-------- THE DATA

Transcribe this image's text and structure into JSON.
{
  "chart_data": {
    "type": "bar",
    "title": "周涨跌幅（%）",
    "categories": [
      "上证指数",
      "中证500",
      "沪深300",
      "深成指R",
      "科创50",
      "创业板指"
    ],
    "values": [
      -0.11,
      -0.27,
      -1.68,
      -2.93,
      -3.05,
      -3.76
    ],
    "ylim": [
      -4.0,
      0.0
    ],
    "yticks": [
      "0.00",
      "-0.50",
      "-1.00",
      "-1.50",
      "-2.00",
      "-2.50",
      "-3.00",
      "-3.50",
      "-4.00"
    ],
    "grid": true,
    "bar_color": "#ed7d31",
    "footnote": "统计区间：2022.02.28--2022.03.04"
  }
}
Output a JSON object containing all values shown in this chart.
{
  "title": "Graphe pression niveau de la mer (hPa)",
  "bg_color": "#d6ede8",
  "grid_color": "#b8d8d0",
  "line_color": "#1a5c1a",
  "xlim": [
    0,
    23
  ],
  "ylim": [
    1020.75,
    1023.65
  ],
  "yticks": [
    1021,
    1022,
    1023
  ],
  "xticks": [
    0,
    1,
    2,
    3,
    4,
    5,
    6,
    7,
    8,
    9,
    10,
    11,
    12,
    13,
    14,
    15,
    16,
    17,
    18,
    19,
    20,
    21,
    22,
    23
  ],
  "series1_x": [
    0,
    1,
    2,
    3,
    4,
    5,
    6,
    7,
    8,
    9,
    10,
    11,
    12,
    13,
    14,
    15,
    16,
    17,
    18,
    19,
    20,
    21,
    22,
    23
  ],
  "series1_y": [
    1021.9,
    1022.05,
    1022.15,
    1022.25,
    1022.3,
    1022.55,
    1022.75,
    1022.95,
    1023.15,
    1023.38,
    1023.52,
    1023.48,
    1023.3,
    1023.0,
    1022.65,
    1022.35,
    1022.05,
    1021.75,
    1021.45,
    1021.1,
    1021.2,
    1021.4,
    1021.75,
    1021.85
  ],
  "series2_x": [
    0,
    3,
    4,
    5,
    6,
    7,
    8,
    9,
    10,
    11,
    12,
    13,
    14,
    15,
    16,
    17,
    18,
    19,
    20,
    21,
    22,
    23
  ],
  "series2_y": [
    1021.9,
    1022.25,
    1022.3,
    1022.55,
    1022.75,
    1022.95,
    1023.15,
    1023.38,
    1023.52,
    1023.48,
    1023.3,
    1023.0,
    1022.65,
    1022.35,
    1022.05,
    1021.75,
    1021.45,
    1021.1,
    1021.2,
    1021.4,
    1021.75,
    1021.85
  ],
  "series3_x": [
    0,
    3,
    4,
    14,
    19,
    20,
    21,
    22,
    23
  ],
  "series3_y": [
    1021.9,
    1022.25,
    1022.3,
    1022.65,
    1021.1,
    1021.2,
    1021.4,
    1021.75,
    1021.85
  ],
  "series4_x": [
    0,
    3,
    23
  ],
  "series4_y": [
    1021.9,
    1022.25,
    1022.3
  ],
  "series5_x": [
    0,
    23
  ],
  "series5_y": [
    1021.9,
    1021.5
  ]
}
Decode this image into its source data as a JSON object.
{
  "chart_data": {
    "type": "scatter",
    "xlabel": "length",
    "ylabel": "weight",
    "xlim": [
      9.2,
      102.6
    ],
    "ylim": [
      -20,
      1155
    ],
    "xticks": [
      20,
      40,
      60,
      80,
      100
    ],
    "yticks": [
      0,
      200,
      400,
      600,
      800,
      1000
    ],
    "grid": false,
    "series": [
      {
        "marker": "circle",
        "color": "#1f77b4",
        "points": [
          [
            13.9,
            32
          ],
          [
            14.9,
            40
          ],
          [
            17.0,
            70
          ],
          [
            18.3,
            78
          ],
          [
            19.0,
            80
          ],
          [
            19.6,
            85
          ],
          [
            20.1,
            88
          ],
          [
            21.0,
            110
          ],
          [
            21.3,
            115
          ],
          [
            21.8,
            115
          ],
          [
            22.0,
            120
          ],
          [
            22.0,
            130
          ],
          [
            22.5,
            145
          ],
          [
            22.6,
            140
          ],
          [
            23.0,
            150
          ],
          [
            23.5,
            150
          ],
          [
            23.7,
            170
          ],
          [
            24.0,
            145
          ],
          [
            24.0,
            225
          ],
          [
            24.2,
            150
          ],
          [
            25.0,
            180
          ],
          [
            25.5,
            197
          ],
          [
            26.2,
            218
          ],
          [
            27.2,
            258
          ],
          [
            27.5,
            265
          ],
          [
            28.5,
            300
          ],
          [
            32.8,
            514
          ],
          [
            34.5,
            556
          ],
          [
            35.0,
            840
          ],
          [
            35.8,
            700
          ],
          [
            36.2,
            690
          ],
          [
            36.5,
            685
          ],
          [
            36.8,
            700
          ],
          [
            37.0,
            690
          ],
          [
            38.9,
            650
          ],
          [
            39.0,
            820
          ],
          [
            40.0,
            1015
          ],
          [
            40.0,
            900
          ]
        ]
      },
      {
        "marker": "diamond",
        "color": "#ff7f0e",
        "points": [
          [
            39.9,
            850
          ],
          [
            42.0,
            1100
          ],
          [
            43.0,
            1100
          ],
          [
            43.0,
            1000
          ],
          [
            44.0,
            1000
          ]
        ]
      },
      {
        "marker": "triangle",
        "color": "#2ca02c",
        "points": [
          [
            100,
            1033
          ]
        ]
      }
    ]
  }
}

----------------

STATED GOAL:
Extract, from the listing above, every line where the string "JSON" occurs.

FINAL ANSWER:
Transcribe this image's text and structure into JSON.
Output a JSON object containing all values shown in this chart.
Decode this image into its source data as a JSON object.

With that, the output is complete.